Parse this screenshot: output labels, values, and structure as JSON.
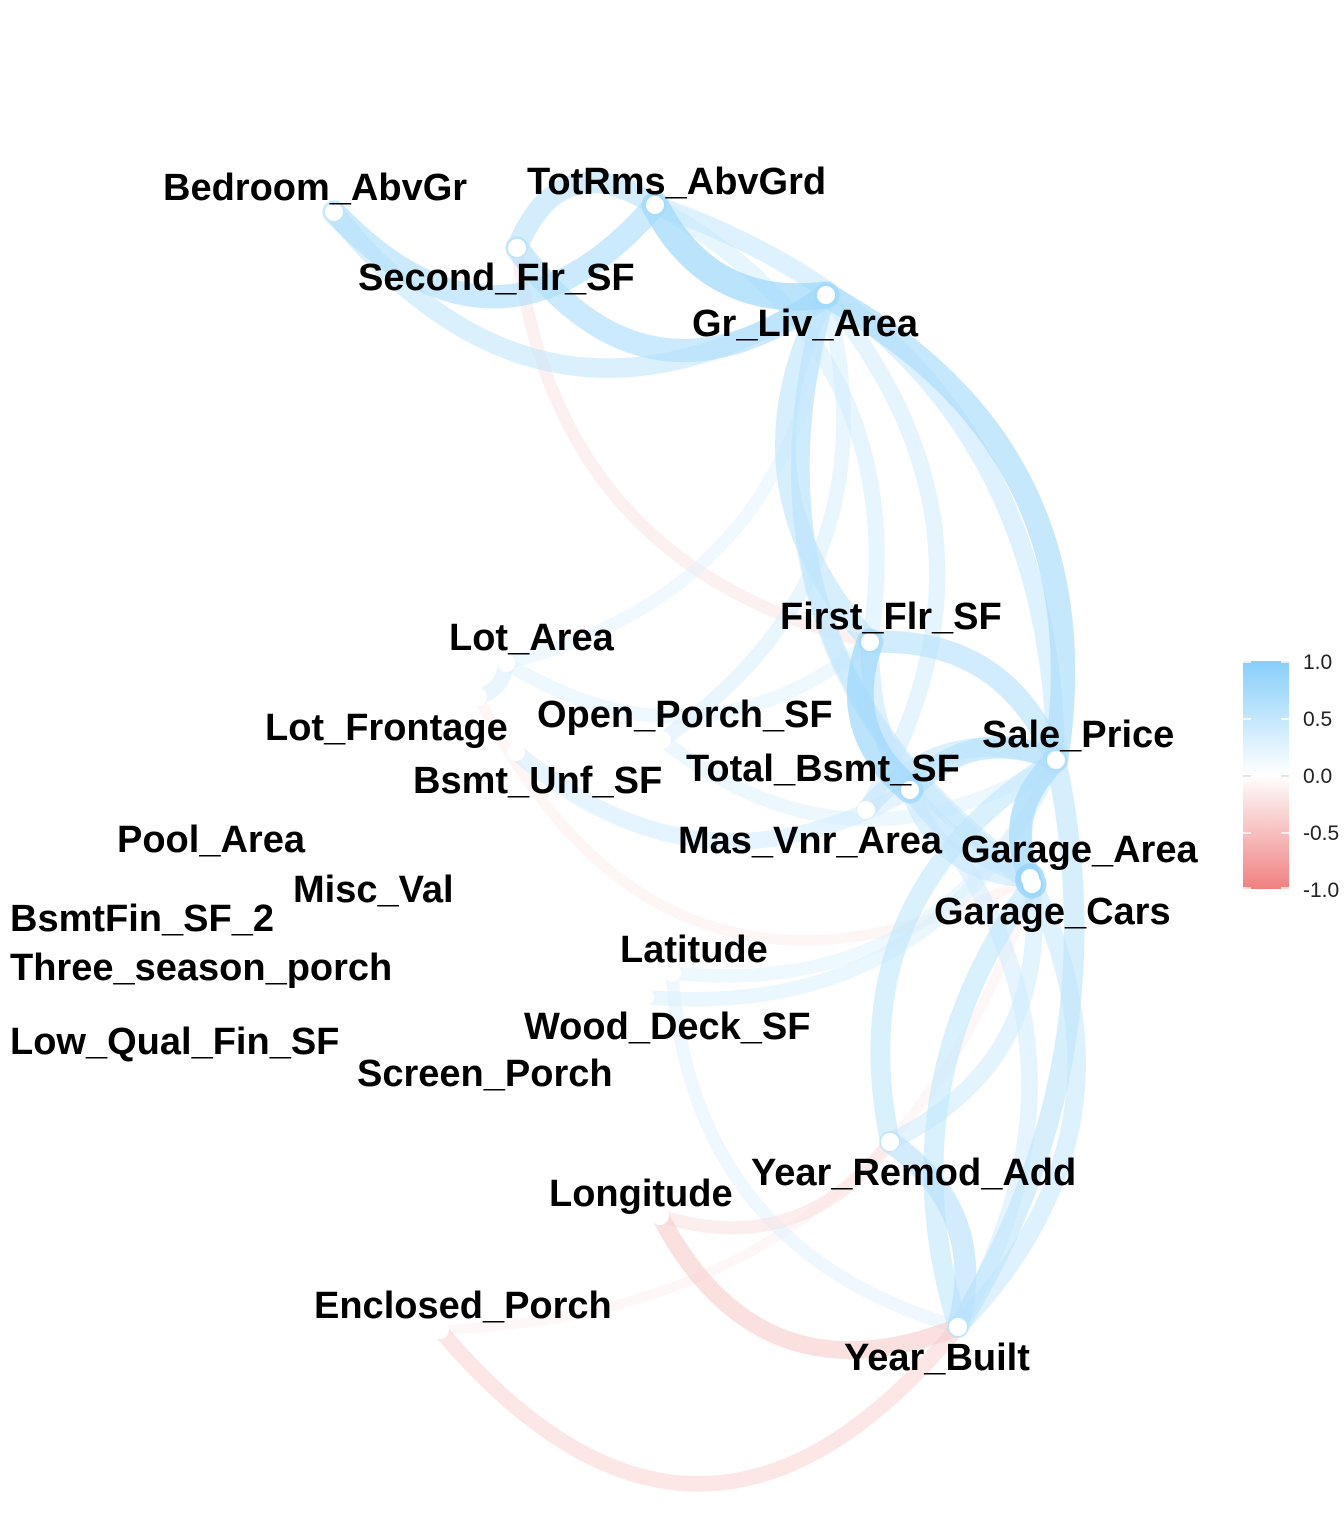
{
  "network": {
    "nodes": [
      {
        "id": "Bedroom_AbvGr",
        "label": "Bedroom_AbvGr"
      },
      {
        "id": "TotRms_AbvGrd",
        "label": "TotRms_AbvGrd"
      },
      {
        "id": "Second_Flr_SF",
        "label": "Second_Flr_SF"
      },
      {
        "id": "Gr_Liv_Area",
        "label": "Gr_Liv_Area"
      },
      {
        "id": "First_Flr_SF",
        "label": "First_Flr_SF"
      },
      {
        "id": "Lot_Area",
        "label": "Lot_Area"
      },
      {
        "id": "Open_Porch_SF",
        "label": "Open_Porch_SF"
      },
      {
        "id": "Lot_Frontage",
        "label": "Lot_Frontage"
      },
      {
        "id": "Sale_Price",
        "label": "Sale_Price"
      },
      {
        "id": "Total_Bsmt_SF",
        "label": "Total_Bsmt_SF"
      },
      {
        "id": "Bsmt_Unf_SF",
        "label": "Bsmt_Unf_SF"
      },
      {
        "id": "Pool_Area",
        "label": "Pool_Area"
      },
      {
        "id": "Mas_Vnr_Area",
        "label": "Mas_Vnr_Area"
      },
      {
        "id": "Garage_Area",
        "label": "Garage_Area"
      },
      {
        "id": "Misc_Val",
        "label": "Misc_Val"
      },
      {
        "id": "BsmtFin_SF_2",
        "label": "BsmtFin_SF_2"
      },
      {
        "id": "Garage_Cars",
        "label": "Garage_Cars"
      },
      {
        "id": "Latitude",
        "label": "Latitude"
      },
      {
        "id": "Three_season_porch",
        "label": "Three_season_porch"
      },
      {
        "id": "Wood_Deck_SF",
        "label": "Wood_Deck_SF"
      },
      {
        "id": "Low_Qual_Fin_SF",
        "label": "Low_Qual_Fin_SF"
      },
      {
        "id": "Screen_Porch",
        "label": "Screen_Porch"
      },
      {
        "id": "Year_Remod_Add",
        "label": "Year_Remod_Add"
      },
      {
        "id": "Longitude",
        "label": "Longitude"
      },
      {
        "id": "Enclosed_Porch",
        "label": "Enclosed_Porch"
      },
      {
        "id": "Year_Built",
        "label": "Year_Built"
      }
    ],
    "edges": [
      {
        "from": "Garage_Area",
        "to": "Garage_Cars",
        "r": 0.89
      },
      {
        "from": "TotRms_AbvGrd",
        "to": "Gr_Liv_Area",
        "r": 0.81
      },
      {
        "from": "First_Flr_SF",
        "to": "Total_Bsmt_SF",
        "r": 0.8
      },
      {
        "from": "Sale_Price",
        "to": "Gr_Liv_Area",
        "r": 0.71
      },
      {
        "from": "Sale_Price",
        "to": "Garage_Cars",
        "r": 0.65
      },
      {
        "from": "Sale_Price",
        "to": "Garage_Area",
        "r": 0.64
      },
      {
        "from": "Sale_Price",
        "to": "Total_Bsmt_SF",
        "r": 0.63
      },
      {
        "from": "Sale_Price",
        "to": "First_Flr_SF",
        "r": 0.62
      },
      {
        "from": "Year_Built",
        "to": "Year_Remod_Add",
        "r": 0.61
      },
      {
        "from": "TotRms_AbvGrd",
        "to": "Bedroom_AbvGr",
        "r": 0.67
      },
      {
        "from": "Gr_Liv_Area",
        "to": "Second_Flr_SF",
        "r": 0.66
      },
      {
        "from": "Year_Built",
        "to": "Garage_Cars",
        "r": 0.54
      },
      {
        "from": "Bedroom_AbvGr",
        "to": "Gr_Liv_Area",
        "r": 0.52
      },
      {
        "from": "Sale_Price",
        "to": "Year_Built",
        "r": 0.56
      },
      {
        "from": "Sale_Price",
        "to": "Year_Remod_Add",
        "r": 0.53
      },
      {
        "from": "Gr_Liv_Area",
        "to": "First_Flr_SF",
        "r": 0.56
      },
      {
        "from": "TotRms_AbvGrd",
        "to": "Second_Flr_SF",
        "r": 0.59
      },
      {
        "from": "Sale_Price",
        "to": "Mas_Vnr_Area",
        "r": 0.51
      },
      {
        "from": "Sale_Price",
        "to": "TotRms_AbvGrd",
        "r": 0.5
      },
      {
        "from": "Gr_Liv_Area",
        "to": "Garage_Area",
        "r": 0.48
      },
      {
        "from": "Gr_Liv_Area",
        "to": "Garage_Cars",
        "r": 0.49
      },
      {
        "from": "Year_Built",
        "to": "Garage_Area",
        "r": 0.48
      },
      {
        "from": "Year_Remod_Add",
        "to": "Garage_Cars",
        "r": 0.43
      },
      {
        "from": "Total_Bsmt_SF",
        "to": "Garage_Area",
        "r": 0.48
      },
      {
        "from": "First_Flr_SF",
        "to": "Garage_Area",
        "r": 0.48
      },
      {
        "from": "Mas_Vnr_Area",
        "to": "Gr_Liv_Area",
        "r": 0.4
      },
      {
        "from": "Year_Built",
        "to": "Total_Bsmt_SF",
        "r": 0.41
      },
      {
        "from": "First_Flr_SF",
        "to": "TotRms_AbvGrd",
        "r": 0.39
      },
      {
        "from": "Lot_Frontage",
        "to": "Lot_Area",
        "r": 0.36
      },
      {
        "from": "Open_Porch_SF",
        "to": "Gr_Liv_Area",
        "r": 0.34
      },
      {
        "from": "Wood_Deck_SF",
        "to": "Sale_Price",
        "r": 0.33
      },
      {
        "from": "Open_Porch_SF",
        "to": "Sale_Price",
        "r": 0.31
      },
      {
        "from": "Latitude",
        "to": "Sale_Price",
        "r": 0.29
      },
      {
        "from": "Latitude",
        "to": "Year_Built",
        "r": 0.28
      },
      {
        "from": "Second_Flr_SF",
        "to": "First_Flr_SF",
        "r": -0.25
      },
      {
        "from": "Enclosed_Porch",
        "to": "Year_Built",
        "r": -0.37
      },
      {
        "from": "Longitude",
        "to": "Year_Built",
        "r": -0.45
      },
      {
        "from": "Longitude",
        "to": "Year_Remod_Add",
        "r": -0.28
      },
      {
        "from": "Lot_Frontage",
        "to": "Garage_Area",
        "r": -0.18
      },
      {
        "from": "Enclosed_Porch",
        "to": "Garage_Cars",
        "r": -0.15
      },
      {
        "from": "Lot_Area",
        "to": "First_Flr_SF",
        "r": 0.3
      },
      {
        "from": "Bsmt_Unf_SF",
        "to": "Total_Bsmt_SF",
        "r": 0.41
      },
      {
        "from": "Lot_Area",
        "to": "Gr_Liv_Area",
        "r": 0.27
      }
    ]
  },
  "legend": {
    "ticks": [
      "1.0",
      "0.5",
      "0.0",
      "-0.5",
      "-1.0"
    ],
    "colors": {
      "positive": "#87CEFA",
      "zero": "#FFFFFF",
      "negative": "#F08080"
    }
  }
}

• _Problem details_: Quote the records in full and exactly; skip any image.

• _Output of the exercise_:
Parse this screenshot: output labels, values, and structure as JSON.
{
  "network": {
    "nodes": [
      {
        "id": "Bedroom_AbvGr",
        "label": "Bedroom_AbvGr"
      },
      {
        "id": "TotRms_AbvGrd",
        "label": "TotRms_AbvGrd"
      },
      {
        "id": "Second_Flr_SF",
        "label": "Second_Flr_SF"
      },
      {
        "id": "Gr_Liv_Area",
        "label": "Gr_Liv_Area"
      },
      {
        "id": "First_Flr_SF",
        "label": "First_Flr_SF"
      },
      {
        "id": "Lot_Area",
        "label": "Lot_Area"
      },
      {
        "id": "Open_Porch_SF",
        "label": "Open_Porch_SF"
      },
      {
        "id": "Lot_Frontage",
        "label": "Lot_Frontage"
      },
      {
        "id": "Sale_Price",
        "label": "Sale_Price"
      },
      {
        "id": "Total_Bsmt_SF",
        "label": "Total_Bsmt_SF"
      },
      {
        "id": "Bsmt_Unf_SF",
        "label": "Bsmt_Unf_SF"
      },
      {
        "id": "Pool_Area",
        "label": "Pool_Area"
      },
      {
        "id": "Mas_Vnr_Area",
        "label": "Mas_Vnr_Area"
      },
      {
        "id": "Garage_Area",
        "label": "Garage_Area"
      },
      {
        "id": "Misc_Val",
        "label": "Misc_Val"
      },
      {
        "id": "BsmtFin_SF_2",
        "label": "BsmtFin_SF_2"
      },
      {
        "id": "Garage_Cars",
        "label": "Garage_Cars"
      },
      {
        "id": "Latitude",
        "label": "Latitude"
      },
      {
        "id": "Three_season_porch",
        "label": "Three_season_porch"
      },
      {
        "id": "Wood_Deck_SF",
        "label": "Wood_Deck_SF"
      },
      {
        "id": "Low_Qual_Fin_SF",
        "label": "Low_Qual_Fin_SF"
      },
      {
        "id": "Screen_Porch",
        "label": "Screen_Porch"
      },
      {
        "id": "Year_Remod_Add",
        "label": "Year_Remod_Add"
      },
      {
        "id": "Longitude",
        "label": "Longitude"
      },
      {
        "id": "Enclosed_Porch",
        "label": "Enclosed_Porch"
      },
      {
        "id": "Year_Built",
        "label": "Year_Built"
      }
    ],
    "edges": [
      {
        "from": "Garage_Area",
        "to": "Garage_Cars",
        "r": 0.89
      },
      {
        "from": "TotRms_AbvGrd",
        "to": "Gr_Liv_Area",
        "r": 0.81
      },
      {
        "from": "First_Flr_SF",
        "to": "Total_Bsmt_SF",
        "r": 0.8
      },
      {
        "from": "Sale_Price",
        "to": "Gr_Liv_Area",
        "r": 0.71
      },
      {
        "from": "Sale_Price",
        "to": "Garage_Cars",
        "r": 0.65
      },
      {
        "from": "Sale_Price",
        "to": "Garage_Area",
        "r": 0.64
      },
      {
        "from": "Sale_Price",
        "to": "Total_Bsmt_SF",
        "r": 0.63
      },
      {
        "from": "Sale_Price",
        "to": "First_Flr_SF",
        "r": 0.62
      },
      {
        "from": "Year_Built",
        "to": "Year_Remod_Add",
        "r": 0.61
      },
      {
        "from": "TotRms_AbvGrd",
        "to": "Bedroom_AbvGr",
        "r": 0.67
      },
      {
        "from": "Gr_Liv_Area",
        "to": "Second_Flr_SF",
        "r": 0.66
      },
      {
        "from": "Year_Built",
        "to": "Garage_Cars",
        "r": 0.54
      },
      {
        "from": "Bedroom_AbvGr",
        "to": "Gr_Liv_Area",
        "r": 0.52
      },
      {
        "from": "Sale_Price",
        "to": "Year_Built",
        "r": 0.56
      },
      {
        "from": "Sale_Price",
        "to": "Year_Remod_Add",
        "r": 0.53
      },
      {
        "from": "Gr_Liv_Area",
        "to": "First_Flr_SF",
        "r": 0.56
      },
      {
        "from": "TotRms_AbvGrd",
        "to": "Second_Flr_SF",
        "r": 0.59
      },
      {
        "from": "Sale_Price",
        "to": "Mas_Vnr_Area",
        "r": 0.51
      },
      {
        "from": "Sale_Price",
        "to": "TotRms_AbvGrd",
        "r": 0.5
      },
      {
        "from": "Gr_Liv_Area",
        "to": "Garage_Area",
        "r": 0.48
      },
      {
        "from": "Gr_Liv_Area",
        "to": "Garage_Cars",
        "r": 0.49
      },
      {
        "from": "Year_Built",
        "to": "Garage_Area",
        "r": 0.48
      },
      {
        "from": "Year_Remod_Add",
        "to": "Garage_Cars",
        "r": 0.43
      },
      {
        "from": "Total_Bsmt_SF",
        "to": "Garage_Area",
        "r": 0.48
      },
      {
        "from": "First_Flr_SF",
        "to": "Garage_Area",
        "r": 0.48
      },
      {
        "from": "Mas_Vnr_Area",
        "to": "Gr_Liv_Area",
        "r": 0.4
      },
      {
        "from": "Year_Built",
        "to": "Total_Bsmt_SF",
        "r": 0.41
      },
      {
        "from": "First_Flr_SF",
        "to": "TotRms_AbvGrd",
        "r": 0.39
      },
      {
        "from": "Lot_Frontage",
        "to": "Lot_Area",
        "r": 0.36
      },
      {
        "from": "Open_Porch_SF",
        "to": "Gr_Liv_Area",
        "r": 0.34
      },
      {
        "from": "Wood_Deck_SF",
        "to": "Sale_Price",
        "r": 0.33
      },
      {
        "from": "Open_Porch_SF",
        "to": "Sale_Price",
        "r": 0.31
      },
      {
        "from": "Latitude",
        "to": "Sale_Price",
        "r": 0.29
      },
      {
        "from": "Latitude",
        "to": "Year_Built",
        "r": 0.28
      },
      {
        "from": "Second_Flr_SF",
        "to": "First_Flr_SF",
        "r": -0.25
      },
      {
        "from": "Enclosed_Porch",
        "to": "Year_Built",
        "r": -0.37
      },
      {
        "from": "Longitude",
        "to": "Year_Built",
        "r": -0.45
      },
      {
        "from": "Longitude",
        "to": "Year_Remod_Add",
        "r": -0.28
      },
      {
        "from": "Lot_Frontage",
        "to": "Garage_Area",
        "r": -0.18
      },
      {
        "from": "Enclosed_Porch",
        "to": "Garage_Cars",
        "r": -0.15
      },
      {
        "from": "Lot_Area",
        "to": "First_Flr_SF",
        "r": 0.3
      },
      {
        "from": "Bsmt_Unf_SF",
        "to": "Total_Bsmt_SF",
        "r": 0.41
      },
      {
        "from": "Lot_Area",
        "to": "Gr_Liv_Area",
        "r": 0.27
      }
    ]
  },
  "legend": {
    "ticks": [
      "1.0",
      "0.5",
      "0.0",
      "-0.5",
      "-1.0"
    ],
    "colors": {
      "positive": "#87CEFA",
      "zero": "#FFFFFF",
      "negative": "#F08080"
    }
  }
}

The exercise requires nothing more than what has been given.